(Saved entries)
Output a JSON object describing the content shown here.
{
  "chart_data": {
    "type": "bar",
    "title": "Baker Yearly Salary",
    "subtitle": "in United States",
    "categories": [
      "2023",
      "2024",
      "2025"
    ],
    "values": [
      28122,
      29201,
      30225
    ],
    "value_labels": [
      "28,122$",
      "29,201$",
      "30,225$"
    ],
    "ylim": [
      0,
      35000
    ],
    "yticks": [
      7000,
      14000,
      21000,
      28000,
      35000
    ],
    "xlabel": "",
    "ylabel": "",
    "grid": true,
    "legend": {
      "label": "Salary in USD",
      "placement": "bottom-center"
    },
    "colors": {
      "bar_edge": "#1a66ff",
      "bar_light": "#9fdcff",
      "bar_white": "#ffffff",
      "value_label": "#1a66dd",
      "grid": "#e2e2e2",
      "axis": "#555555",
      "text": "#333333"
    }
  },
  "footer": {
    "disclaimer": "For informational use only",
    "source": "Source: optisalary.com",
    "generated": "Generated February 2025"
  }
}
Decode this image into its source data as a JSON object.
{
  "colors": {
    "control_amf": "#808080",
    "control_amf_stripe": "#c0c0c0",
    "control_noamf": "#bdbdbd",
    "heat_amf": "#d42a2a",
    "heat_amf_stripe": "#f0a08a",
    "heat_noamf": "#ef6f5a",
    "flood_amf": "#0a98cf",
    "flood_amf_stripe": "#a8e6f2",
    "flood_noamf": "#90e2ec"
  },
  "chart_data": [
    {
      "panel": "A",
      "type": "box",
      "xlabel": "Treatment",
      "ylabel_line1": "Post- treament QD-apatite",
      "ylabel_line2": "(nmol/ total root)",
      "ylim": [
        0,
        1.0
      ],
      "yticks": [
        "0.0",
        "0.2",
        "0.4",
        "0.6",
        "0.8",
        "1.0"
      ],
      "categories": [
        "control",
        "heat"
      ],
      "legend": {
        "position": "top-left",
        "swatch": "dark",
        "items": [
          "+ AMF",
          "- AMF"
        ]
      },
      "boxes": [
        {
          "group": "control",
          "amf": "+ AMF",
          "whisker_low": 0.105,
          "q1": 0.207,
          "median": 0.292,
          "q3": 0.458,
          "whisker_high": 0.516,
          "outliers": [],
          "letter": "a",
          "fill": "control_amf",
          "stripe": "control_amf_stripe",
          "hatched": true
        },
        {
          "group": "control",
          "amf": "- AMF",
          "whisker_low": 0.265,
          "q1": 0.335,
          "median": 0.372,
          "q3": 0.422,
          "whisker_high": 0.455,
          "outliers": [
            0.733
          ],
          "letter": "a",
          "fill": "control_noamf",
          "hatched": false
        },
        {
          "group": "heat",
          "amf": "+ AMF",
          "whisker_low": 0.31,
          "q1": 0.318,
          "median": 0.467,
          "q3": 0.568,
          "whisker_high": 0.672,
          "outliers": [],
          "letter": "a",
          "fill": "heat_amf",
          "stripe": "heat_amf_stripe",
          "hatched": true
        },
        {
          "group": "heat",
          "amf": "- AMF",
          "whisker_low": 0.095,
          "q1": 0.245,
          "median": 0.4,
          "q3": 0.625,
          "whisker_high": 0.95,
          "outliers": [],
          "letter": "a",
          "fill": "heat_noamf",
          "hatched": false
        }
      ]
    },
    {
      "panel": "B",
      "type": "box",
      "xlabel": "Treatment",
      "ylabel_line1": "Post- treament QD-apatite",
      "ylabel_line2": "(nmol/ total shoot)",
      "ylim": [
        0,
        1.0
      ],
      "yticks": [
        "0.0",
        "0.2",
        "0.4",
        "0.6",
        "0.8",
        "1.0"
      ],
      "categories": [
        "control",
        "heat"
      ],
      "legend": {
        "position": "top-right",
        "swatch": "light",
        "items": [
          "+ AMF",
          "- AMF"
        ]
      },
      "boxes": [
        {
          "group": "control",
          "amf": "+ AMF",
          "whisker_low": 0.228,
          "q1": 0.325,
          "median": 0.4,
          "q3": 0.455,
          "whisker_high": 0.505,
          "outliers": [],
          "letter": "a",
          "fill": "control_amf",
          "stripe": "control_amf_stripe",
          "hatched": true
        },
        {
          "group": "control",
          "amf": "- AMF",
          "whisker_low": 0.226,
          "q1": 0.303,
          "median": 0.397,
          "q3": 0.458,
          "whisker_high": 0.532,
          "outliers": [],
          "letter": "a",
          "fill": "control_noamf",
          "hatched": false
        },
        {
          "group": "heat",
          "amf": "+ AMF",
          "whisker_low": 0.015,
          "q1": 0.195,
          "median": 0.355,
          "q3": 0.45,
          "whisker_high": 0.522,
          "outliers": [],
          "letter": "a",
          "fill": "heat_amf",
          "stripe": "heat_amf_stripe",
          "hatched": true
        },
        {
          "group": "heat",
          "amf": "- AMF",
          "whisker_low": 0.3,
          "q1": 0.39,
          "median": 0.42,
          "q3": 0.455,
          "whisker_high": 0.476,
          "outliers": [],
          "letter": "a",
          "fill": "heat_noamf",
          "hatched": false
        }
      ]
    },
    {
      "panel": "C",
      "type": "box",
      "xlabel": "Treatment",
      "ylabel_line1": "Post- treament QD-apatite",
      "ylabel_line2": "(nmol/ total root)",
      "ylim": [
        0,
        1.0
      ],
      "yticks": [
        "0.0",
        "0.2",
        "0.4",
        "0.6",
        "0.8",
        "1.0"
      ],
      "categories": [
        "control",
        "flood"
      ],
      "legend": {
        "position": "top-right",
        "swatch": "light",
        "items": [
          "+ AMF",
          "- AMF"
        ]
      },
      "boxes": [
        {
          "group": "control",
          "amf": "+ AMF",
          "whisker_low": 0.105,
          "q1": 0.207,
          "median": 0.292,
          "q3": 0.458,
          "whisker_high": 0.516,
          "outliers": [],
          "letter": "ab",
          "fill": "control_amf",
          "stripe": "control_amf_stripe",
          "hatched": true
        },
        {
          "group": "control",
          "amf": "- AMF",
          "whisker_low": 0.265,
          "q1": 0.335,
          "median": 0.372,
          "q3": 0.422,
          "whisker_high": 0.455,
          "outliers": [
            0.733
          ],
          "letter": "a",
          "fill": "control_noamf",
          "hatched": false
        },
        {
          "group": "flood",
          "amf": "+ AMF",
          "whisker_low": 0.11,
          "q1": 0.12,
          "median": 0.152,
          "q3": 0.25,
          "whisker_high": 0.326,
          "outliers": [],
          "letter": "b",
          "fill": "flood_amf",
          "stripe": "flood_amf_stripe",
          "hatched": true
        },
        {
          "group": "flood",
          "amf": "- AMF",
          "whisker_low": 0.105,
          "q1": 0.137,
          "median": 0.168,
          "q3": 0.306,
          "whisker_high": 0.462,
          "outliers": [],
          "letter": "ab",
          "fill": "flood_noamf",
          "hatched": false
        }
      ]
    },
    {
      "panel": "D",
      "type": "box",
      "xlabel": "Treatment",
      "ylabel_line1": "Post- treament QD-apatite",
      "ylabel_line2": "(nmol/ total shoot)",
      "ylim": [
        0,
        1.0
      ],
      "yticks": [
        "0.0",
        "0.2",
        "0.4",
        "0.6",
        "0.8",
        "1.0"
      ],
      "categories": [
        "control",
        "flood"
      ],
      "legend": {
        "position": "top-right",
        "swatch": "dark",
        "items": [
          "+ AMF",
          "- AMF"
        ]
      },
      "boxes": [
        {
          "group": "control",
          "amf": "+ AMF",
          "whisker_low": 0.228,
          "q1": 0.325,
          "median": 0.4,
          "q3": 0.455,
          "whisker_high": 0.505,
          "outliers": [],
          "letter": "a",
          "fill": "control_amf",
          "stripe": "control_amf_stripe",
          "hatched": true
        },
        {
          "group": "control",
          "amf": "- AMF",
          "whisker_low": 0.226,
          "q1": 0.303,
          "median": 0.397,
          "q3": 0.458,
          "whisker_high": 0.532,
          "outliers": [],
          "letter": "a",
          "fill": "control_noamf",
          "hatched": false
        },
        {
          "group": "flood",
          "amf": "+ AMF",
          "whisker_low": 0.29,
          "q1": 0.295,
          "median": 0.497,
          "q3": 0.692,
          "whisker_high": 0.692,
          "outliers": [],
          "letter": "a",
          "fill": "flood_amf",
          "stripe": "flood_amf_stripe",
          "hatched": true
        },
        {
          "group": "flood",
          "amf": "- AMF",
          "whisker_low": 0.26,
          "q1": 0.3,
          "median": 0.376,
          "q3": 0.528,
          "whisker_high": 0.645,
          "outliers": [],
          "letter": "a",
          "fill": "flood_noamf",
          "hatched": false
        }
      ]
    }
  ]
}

◆ **To do**:
Where a line in the material contains "object", copy that line.

◆ **Finished answer**:
Output a JSON object describing the content shown here.
Decode this image into its source data as a JSON object.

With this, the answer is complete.